## Problem details
Look over the entries that follow and work out how many lines contain "April". State the number only.

## The input
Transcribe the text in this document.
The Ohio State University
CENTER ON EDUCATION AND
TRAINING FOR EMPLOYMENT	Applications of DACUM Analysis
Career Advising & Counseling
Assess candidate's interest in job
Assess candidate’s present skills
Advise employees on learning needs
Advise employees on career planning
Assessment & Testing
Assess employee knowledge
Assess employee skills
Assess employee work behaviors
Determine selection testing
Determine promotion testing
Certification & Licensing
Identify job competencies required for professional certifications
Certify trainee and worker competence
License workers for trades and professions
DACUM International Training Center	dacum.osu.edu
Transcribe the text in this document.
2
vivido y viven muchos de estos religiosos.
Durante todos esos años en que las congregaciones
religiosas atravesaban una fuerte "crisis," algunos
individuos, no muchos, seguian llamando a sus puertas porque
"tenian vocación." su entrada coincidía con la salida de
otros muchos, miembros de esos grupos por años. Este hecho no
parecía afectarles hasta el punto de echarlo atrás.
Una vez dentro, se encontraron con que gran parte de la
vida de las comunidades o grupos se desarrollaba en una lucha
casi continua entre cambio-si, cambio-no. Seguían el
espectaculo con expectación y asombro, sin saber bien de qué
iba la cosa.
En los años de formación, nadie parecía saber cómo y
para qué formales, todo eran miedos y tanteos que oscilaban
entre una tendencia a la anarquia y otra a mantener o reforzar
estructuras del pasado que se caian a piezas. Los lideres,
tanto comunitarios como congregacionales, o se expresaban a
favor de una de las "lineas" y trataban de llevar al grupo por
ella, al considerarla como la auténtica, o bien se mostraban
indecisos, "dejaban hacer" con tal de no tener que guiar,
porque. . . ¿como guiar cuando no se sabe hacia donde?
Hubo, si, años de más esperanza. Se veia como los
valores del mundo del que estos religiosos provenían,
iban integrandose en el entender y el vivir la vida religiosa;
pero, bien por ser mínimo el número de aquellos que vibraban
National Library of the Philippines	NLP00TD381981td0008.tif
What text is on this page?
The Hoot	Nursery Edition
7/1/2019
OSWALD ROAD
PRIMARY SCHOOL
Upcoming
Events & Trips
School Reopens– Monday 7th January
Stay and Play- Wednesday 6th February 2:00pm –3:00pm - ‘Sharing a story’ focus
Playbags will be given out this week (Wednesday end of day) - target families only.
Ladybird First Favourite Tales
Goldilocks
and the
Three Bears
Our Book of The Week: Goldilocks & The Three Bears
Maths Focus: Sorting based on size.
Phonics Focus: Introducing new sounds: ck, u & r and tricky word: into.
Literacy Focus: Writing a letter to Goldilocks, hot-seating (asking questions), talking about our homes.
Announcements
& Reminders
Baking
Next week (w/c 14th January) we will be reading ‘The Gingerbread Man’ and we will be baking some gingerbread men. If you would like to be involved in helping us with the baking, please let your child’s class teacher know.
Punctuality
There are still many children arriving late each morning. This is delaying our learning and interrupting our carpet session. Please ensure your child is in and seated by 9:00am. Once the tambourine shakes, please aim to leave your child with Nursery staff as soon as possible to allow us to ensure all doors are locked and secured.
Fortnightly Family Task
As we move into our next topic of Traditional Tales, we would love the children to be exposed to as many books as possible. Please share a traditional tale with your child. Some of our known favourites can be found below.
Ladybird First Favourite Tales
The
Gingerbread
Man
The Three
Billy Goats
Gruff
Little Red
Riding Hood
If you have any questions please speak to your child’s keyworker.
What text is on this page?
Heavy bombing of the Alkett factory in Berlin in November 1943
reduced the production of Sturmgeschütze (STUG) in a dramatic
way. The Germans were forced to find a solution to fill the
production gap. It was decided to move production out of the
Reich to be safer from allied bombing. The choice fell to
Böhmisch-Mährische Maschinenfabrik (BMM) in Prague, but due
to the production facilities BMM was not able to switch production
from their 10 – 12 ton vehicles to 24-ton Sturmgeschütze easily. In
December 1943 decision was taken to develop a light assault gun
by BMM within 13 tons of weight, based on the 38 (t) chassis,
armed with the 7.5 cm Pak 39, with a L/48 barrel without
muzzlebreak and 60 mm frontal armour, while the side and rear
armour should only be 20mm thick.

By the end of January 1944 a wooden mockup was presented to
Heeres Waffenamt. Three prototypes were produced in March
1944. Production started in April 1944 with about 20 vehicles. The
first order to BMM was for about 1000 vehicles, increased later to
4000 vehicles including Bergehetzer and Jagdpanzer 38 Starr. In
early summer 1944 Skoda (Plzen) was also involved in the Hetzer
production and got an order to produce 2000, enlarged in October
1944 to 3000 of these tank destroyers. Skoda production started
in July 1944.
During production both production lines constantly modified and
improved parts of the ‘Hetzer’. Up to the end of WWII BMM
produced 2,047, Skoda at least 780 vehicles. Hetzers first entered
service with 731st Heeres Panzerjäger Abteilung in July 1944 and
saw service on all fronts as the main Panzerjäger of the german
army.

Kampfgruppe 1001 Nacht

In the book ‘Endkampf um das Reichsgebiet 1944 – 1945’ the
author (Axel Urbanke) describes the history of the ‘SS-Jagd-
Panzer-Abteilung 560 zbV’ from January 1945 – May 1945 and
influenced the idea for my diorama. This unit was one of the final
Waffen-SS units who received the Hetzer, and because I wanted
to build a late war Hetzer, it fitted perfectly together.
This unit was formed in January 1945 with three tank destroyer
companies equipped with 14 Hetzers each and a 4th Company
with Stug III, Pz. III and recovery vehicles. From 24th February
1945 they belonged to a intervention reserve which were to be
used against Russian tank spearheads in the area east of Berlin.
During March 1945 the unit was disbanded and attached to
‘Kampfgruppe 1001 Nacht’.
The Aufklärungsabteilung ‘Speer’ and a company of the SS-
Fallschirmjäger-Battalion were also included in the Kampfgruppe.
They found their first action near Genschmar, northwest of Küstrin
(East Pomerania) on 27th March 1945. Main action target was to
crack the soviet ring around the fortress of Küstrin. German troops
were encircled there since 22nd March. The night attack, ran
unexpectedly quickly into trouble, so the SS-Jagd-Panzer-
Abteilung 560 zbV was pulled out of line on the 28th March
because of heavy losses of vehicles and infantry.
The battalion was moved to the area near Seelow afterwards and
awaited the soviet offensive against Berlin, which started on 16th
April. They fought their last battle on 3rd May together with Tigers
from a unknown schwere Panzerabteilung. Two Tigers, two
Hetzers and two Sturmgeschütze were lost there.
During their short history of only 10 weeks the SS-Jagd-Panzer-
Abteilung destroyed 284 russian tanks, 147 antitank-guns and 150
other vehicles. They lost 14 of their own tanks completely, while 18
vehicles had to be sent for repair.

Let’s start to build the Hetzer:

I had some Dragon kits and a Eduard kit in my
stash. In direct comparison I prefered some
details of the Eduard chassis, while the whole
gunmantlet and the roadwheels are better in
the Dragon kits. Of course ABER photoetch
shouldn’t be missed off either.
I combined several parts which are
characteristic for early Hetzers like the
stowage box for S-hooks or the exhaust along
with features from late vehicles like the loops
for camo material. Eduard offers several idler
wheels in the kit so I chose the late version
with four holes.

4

## Task answer
2